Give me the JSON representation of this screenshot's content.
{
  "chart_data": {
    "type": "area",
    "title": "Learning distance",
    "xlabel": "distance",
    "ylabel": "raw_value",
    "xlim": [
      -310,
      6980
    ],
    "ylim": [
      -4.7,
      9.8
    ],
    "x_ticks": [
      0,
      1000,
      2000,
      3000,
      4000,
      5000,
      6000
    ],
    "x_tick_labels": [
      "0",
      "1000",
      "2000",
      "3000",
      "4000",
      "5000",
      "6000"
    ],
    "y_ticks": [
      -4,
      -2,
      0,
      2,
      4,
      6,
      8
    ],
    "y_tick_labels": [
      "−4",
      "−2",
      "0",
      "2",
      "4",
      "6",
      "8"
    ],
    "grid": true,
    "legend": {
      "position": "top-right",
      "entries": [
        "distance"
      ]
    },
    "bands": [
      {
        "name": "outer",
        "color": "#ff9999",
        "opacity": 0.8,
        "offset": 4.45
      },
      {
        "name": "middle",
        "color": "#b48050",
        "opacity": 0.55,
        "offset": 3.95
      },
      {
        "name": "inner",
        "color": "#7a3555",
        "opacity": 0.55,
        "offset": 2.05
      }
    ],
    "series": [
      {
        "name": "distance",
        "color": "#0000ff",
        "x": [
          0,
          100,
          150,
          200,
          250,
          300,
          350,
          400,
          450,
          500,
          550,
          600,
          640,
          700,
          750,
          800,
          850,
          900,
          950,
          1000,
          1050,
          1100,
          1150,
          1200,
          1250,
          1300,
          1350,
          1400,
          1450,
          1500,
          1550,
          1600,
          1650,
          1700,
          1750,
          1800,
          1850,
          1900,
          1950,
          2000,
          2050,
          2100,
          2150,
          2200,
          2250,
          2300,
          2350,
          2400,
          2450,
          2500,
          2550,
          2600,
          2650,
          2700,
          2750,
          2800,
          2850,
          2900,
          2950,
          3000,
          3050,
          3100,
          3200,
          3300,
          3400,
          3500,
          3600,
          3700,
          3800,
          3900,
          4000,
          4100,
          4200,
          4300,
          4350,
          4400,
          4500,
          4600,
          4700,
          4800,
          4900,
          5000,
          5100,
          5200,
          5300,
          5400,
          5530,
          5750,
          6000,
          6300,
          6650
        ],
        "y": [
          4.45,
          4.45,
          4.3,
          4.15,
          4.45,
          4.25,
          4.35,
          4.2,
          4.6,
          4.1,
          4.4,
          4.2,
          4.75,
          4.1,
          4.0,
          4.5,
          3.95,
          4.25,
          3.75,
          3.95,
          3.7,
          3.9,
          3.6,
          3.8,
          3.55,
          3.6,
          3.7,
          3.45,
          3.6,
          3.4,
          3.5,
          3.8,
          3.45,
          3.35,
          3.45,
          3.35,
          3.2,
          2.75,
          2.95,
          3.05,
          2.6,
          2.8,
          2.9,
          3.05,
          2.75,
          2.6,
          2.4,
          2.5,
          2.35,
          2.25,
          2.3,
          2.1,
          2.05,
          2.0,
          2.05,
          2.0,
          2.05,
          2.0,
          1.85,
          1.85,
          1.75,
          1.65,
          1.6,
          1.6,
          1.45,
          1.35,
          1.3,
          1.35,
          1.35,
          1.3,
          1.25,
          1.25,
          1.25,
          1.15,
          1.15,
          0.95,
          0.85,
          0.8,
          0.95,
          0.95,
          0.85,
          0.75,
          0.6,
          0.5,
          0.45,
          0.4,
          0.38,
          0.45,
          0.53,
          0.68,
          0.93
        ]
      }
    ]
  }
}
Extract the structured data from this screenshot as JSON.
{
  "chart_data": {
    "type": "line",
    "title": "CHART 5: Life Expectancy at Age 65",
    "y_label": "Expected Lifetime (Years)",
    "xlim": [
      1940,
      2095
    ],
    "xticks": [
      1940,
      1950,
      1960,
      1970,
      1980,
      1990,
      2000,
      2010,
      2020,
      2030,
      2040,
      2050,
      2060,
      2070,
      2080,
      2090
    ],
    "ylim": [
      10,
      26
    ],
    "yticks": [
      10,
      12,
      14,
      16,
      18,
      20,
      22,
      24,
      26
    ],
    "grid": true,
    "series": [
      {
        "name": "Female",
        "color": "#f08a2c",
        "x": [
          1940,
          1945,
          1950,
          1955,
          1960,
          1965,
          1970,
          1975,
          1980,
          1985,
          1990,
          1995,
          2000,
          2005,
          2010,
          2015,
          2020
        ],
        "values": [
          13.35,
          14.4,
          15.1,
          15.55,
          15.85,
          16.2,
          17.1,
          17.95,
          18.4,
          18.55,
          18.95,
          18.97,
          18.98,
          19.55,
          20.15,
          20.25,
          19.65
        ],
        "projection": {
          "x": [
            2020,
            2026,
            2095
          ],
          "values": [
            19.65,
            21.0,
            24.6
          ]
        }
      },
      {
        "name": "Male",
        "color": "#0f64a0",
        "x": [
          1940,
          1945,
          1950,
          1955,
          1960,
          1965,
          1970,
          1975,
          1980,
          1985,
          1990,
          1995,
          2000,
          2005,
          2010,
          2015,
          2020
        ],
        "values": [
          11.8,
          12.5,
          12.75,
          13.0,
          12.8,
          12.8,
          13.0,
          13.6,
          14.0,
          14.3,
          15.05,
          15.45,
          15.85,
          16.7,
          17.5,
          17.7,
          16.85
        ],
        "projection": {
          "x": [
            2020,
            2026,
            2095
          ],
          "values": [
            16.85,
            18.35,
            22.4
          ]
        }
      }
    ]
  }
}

• **REQUIREMENT**: Which lines in the listing above hold the word "color"? Show each of them.

• **FULL ANSWER**:
        "color": "#ff9999",
        "color": "#b48050",
        "color": "#7a3555",
        "color": "#0000ff",
        "color": "#f08a2c",
        "color": "#0f64a0",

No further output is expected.